[BEGIN INFORMATION SHOWN]

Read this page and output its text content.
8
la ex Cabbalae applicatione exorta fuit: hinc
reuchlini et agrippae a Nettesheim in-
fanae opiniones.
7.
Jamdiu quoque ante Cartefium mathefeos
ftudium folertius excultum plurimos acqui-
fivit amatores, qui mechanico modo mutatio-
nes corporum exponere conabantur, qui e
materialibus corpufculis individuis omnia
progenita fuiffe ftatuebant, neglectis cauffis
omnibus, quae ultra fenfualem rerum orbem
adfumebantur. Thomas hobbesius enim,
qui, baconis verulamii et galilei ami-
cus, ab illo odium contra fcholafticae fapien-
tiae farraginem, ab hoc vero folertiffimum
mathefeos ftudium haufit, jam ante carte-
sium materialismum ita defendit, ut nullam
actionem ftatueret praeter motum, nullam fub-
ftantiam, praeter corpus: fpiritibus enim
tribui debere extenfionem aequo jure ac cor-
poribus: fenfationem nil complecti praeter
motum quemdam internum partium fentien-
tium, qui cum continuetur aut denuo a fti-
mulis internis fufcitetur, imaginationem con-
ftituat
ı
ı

[END INFORMATION SHOWN]

DIRECTION
Please restate the whole listing word for word.

COMPLETE RESPONSE
Read this page and output its text content.
8
la ex Cabbalae applicatione exorta fuit: hinc
reuchlini et agrippae a Nettesheim in-
fanae opiniones.
7.
Jamdiu quoque ante Cartefium mathefeos
ftudium folertius excultum plurimos acqui-
fivit amatores, qui mechanico modo mutatio-
nes corporum exponere conabantur, qui e
materialibus corpufculis individuis omnia
progenita fuiffe ftatuebant, neglectis cauffis
omnibus, quae ultra fenfualem rerum orbem
adfumebantur. Thomas hobbesius enim,
qui, baconis verulamii et galilei ami-
cus, ab illo odium contra fcholafticae fapien-
tiae farraginem, ab hoc vero folertiffimum
mathefeos ftudium haufit, jam ante carte-
sium materialismum ita defendit, ut nullam
actionem ftatueret praeter motum, nullam fub-
ftantiam, praeter corpus: fpiritibus enim
tribui debere extenfionem aequo jure ac cor-
poribus: fenfationem nil complecti praeter
motum quemdam internum partium fentien-
tium, qui cum continuetur aut denuo a fti-
mulis internis fufcitetur, imaginationem con-
ftituat
ı
ı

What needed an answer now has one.